### PASSAGE PROVIDED
Order Denying Complainant's Motion to Strike Affirmative Defenses

1. Background

The Amended Administrative Complaint (Complaint) in this proceeding was filed on September 23, 1998, alleging that Respondent, Franklin and Leonhardt Excavating Company, Inc., violated the federal regulations promulgated under the Clean Air Act, namely the National Emissions Standards for Asbestos, at 40 C.F.R. Part 61 Subpart M. The Complaint alleged that after Respondent demolished an elementary school building, inspectors from the local Air Pollution Control District found regulated asbestos containing material (RACM) at the site. The Complaint alleged three counts of violation, namely that Respondent failed to inspect the school building for the presence of asbestos, failed to remove all RACM prior to demolition, and failed to adequately wet the asbestos at all times until disposal. Respondent filed an Answer to the Complaint, denying the allegations of violation and asserting four affirmative defenses.

On November 13, 1998, Complainant submitted a Motion to Strike Affirmative Defenses (Motion), requesting that all four of Respondent's affirmative defenses be stricken as insufficient, frivolous, redundant, and/or immaterial. Respondent filed a written Response opposing the Motion on November 30, 1998.

II. Arguments of the Parties

Complainant cites to federal caselaw interpreting the standard for striking defenses under Federal Rule of Civil Procedure (FRCP) 12(f), which provides that a "court may order stricken from any pleading any insufficient defense or any redundant, immaterial, impertinent or scandalous matter."

Respondent's Affirmative Defense labeled "A" in its Answer states as follows:

The conduct of the Air Pollution Control District, as agent for Environmental Protection agency, as hereinafter set out, constitute a Waiver of any duty, contractual or legal, to inspect or remove RACM material (sic).

Respondent explains in its Answer that it performed the demolition of the Lowell Elementary School pursuant to contract for the Regional Airport Authority, site owner, and pursuant to directions from Coradino Group, the managers of the demolition project. Respondent asserts that it relied upon the issuance of a Demolition Permit from the City of Louisville, which stated, "See Air Pollution Control approval in file," which had been attached to its application for the permit. According to Respondent, it relied also upon facts stated in certain documents, such as a Jefferson County Air Pollution Control District memorandum which stated, "On November 8, 1993 no residue of asbestos containing material was found during a visual inspection of the house, where Dore and Associates(1) abated asbestos containing material from Lowell Elementary School." (Respondent's Answer, Exhibit 2). Respondent argues that the Air Pollution Control District issued the permit approving demolition and represented to Respondent that the building was free of RACM, so EPA waived its right to assert the charges in the Complaint.

Element box notes
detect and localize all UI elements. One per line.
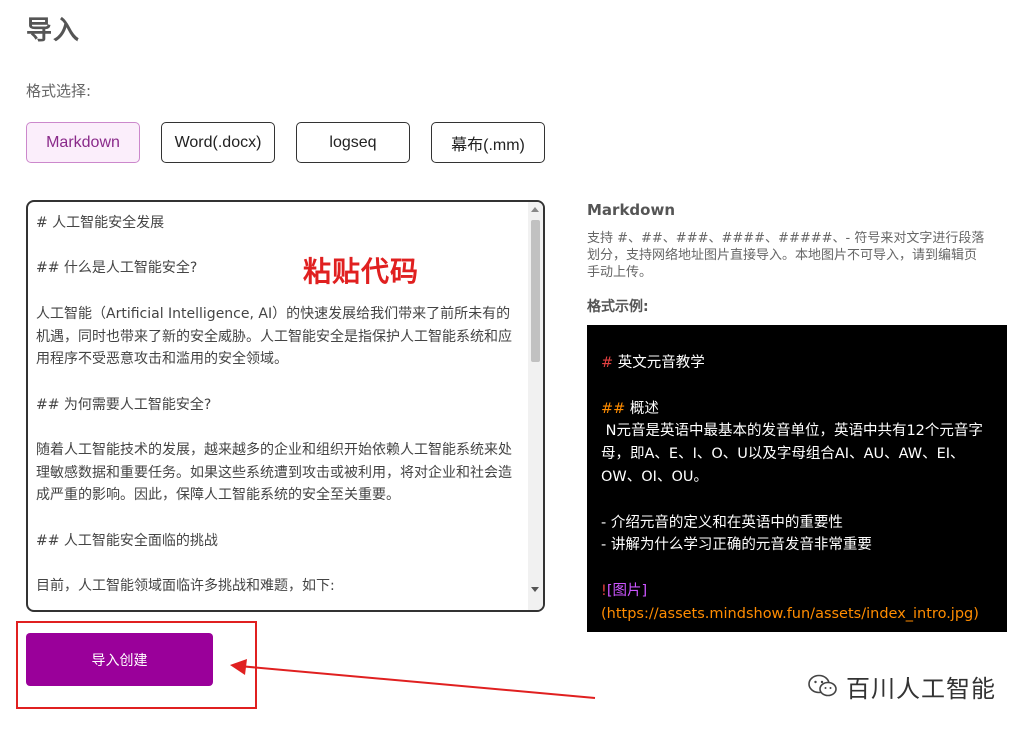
format-label: 格式选择:	[26, 82, 92, 100]
example-blank	[601, 557, 993, 580]
example-paragraph: N元音是英语中最基本的发音单位，英语中共有12个元音字母，即A、E、I、O、U以…	[601, 423, 983, 485]
example-bullet: - 讲解为什么学习正确的元音发音非常重要	[601, 537, 872, 554]
watermark-text: 百川人工智能	[846, 674, 996, 703]
editor-textarea[interactable]: # 人工智能安全发展 ## 什么是人工智能安全? 人工智能（Artificial…	[28, 202, 528, 610]
example-label: 格式示例:	[587, 299, 649, 315]
format-option-mubu[interactable]: 幕布(.mm)	[431, 122, 545, 163]
format-option-logseq[interactable]: logseq	[296, 122, 410, 163]
format-info-description: 支持 #、##、###、####、#####、- 符号来对文字进行段落划分，支持…	[587, 231, 985, 280]
markdown-editor[interactable]: # 人工智能安全发展 ## 什么是人工智能安全? 人工智能（Artificial…	[26, 200, 545, 612]
format-info-title: Markdown	[587, 201, 676, 219]
format-option-word[interactable]: Word(.docx)	[161, 122, 275, 163]
import-create-button[interactable]: 导入创建	[26, 633, 213, 686]
example-h1: # 英文元音教学	[601, 355, 705, 371]
editor-scrollbar[interactable]	[528, 202, 543, 610]
format-example-box: # 英文元音教学 ## 概述 N元音是英语中最基本的发音单位，英语中共有12个元…	[587, 325, 1007, 632]
scroll-down-icon[interactable]	[531, 587, 539, 592]
paste-code-annotation: 粘贴代码	[303, 255, 420, 288]
wechat-icon	[808, 674, 837, 697]
example-image-line: ![图片](https://assets.mindshow.fun/assets…	[601, 582, 979, 622]
watermark: 百川人工智能	[808, 668, 996, 704]
annotation-arrow	[230, 659, 596, 699]
example-blank	[601, 375, 993, 398]
page-title: 导入	[26, 16, 81, 46]
format-tabs: Markdown Word(.docx) logseq 幕布(.mm)	[26, 122, 556, 164]
example-h2: ## 概述	[601, 400, 659, 417]
format-option-markdown[interactable]: Markdown	[26, 122, 140, 163]
example-blank	[601, 489, 993, 512]
example-bullet: - 介绍元音的定义和在英语中的重要性	[601, 514, 843, 531]
scroll-thumb[interactable]	[531, 220, 540, 362]
scroll-up-icon[interactable]	[531, 207, 539, 212]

### OBJECTIVE
Reproduce the stretch of the order on the motion to strike from "The conduct of" through "RACM material (sic).". The records stand apart from the text and have nothing to do with it.

### SOLUTION TO THIS PROBLEM
The conduct of the Air Pollution Control District, as agent for Environmental Protection agency, as hereinafter set out, constitute a Waiver of any duty, contractual or legal, to inspect or remove RACM material (sic).